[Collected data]
★ ★ ★ ★ ★

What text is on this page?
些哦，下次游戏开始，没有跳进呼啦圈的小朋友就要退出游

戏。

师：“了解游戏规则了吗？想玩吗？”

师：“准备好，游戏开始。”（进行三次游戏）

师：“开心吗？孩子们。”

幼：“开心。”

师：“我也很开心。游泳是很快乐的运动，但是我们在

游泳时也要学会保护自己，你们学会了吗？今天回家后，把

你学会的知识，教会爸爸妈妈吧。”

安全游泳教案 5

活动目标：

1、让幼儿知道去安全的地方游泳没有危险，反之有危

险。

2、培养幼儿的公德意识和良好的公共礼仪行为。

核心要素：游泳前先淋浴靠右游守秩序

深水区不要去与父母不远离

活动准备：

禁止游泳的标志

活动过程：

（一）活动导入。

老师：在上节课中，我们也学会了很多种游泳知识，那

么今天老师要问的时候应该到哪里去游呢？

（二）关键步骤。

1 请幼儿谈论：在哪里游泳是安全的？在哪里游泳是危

★ ★ ★ ★ ★

_Exercise prompt:_
Set down all of the records shown above once more, exactly.

_Exercise solution:_
What text is on this page?
些哦，下次游戏开始，没有跳进呼啦圈的小朋友就要退出游

戏。

师：“了解游戏规则了吗？想玩吗？”

师：“准备好，游戏开始。”（进行三次游戏）

师：“开心吗？孩子们。”

幼：“开心。”

师：“我也很开心。游泳是很快乐的运动，但是我们在

游泳时也要学会保护自己，你们学会了吗？今天回家后，把

你学会的知识，教会爸爸妈妈吧。”

安全游泳教案 5

活动目标：

1、让幼儿知道去安全的地方游泳没有危险，反之有危

险。

2、培养幼儿的公德意识和良好的公共礼仪行为。

核心要素：游泳前先淋浴靠右游守秩序

深水区不要去与父母不远离

活动准备：

禁止游泳的标志

活动过程：

（一）活动导入。

老师：在上节课中，我们也学会了很多种游泳知识，那

么今天老师要问的时候应该到哪里去游呢？

（二）关键步骤。

1 请幼儿谈论：在哪里游泳是安全的？在哪里游泳是危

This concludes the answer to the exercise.